(Stored data)
########

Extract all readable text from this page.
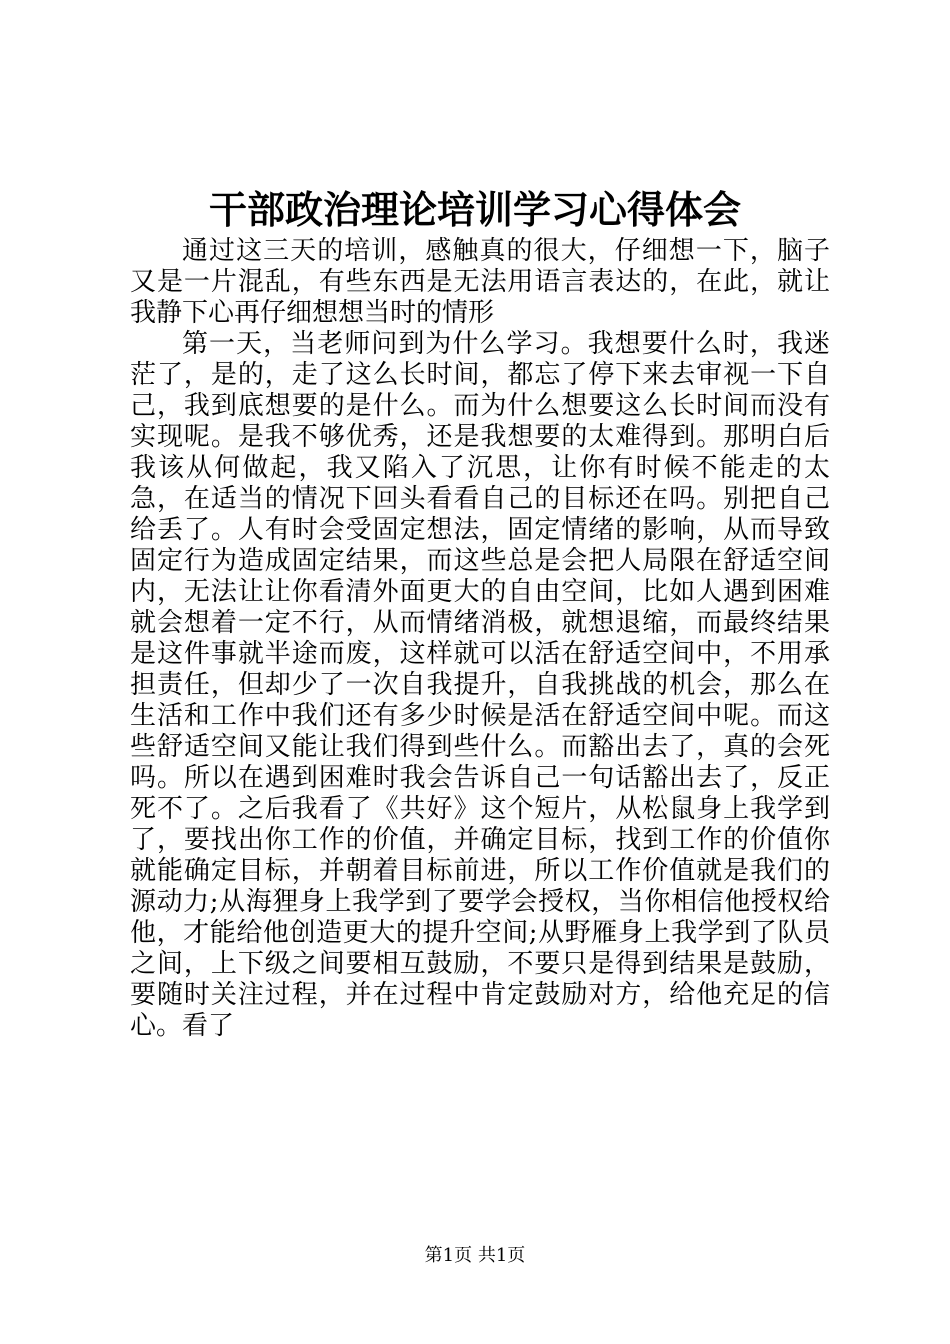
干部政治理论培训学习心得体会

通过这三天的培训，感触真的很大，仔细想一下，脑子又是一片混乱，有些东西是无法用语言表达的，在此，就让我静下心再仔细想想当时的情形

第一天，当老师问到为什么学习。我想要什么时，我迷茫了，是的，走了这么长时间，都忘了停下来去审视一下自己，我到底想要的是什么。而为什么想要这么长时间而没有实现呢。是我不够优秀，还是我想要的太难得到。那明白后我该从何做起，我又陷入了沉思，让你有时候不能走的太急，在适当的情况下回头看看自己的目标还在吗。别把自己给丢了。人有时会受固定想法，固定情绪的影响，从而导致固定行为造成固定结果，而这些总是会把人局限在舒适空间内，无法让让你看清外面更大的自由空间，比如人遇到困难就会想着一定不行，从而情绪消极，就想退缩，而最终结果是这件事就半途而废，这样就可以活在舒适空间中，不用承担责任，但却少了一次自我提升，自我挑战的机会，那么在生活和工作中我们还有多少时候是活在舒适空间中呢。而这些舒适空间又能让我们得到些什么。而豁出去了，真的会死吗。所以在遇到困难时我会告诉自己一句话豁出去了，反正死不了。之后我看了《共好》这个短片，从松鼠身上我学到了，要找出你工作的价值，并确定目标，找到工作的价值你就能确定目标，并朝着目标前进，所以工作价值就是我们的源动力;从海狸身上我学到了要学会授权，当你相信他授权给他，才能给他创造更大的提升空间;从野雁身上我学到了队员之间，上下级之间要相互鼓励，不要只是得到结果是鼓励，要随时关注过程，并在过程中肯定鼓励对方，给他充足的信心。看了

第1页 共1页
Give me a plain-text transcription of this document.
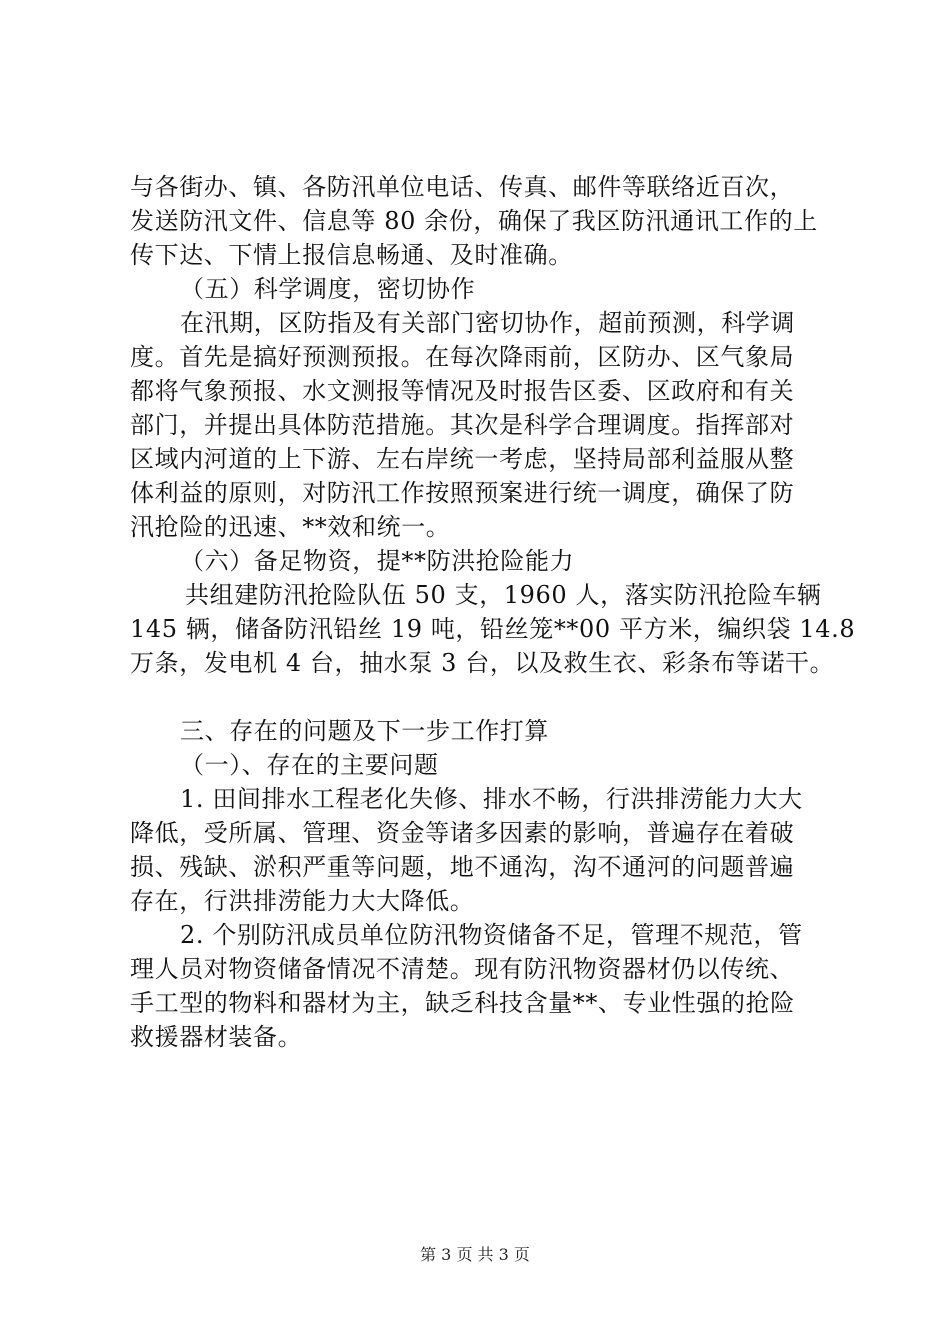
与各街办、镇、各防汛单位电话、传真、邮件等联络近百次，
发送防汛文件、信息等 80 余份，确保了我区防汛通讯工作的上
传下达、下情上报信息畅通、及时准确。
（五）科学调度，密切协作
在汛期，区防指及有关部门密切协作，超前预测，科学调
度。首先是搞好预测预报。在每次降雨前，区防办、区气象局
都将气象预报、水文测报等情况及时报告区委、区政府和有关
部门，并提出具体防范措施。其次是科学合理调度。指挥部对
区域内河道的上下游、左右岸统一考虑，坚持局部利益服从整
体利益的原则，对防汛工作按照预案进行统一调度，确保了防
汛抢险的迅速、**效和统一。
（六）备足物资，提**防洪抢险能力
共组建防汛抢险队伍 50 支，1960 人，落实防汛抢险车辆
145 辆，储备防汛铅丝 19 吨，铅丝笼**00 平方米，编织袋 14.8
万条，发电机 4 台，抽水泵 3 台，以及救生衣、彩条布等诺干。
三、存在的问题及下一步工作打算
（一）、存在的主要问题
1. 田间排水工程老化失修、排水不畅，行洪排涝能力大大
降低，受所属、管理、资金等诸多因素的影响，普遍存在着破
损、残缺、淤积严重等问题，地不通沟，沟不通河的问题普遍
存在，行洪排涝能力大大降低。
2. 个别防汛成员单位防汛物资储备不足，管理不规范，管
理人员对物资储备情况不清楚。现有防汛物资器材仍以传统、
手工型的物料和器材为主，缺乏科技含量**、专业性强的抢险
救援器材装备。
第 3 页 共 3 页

########

Exercise directions
Determine the number of lines where the string "text" occurs, and give that number only.

Right answer
2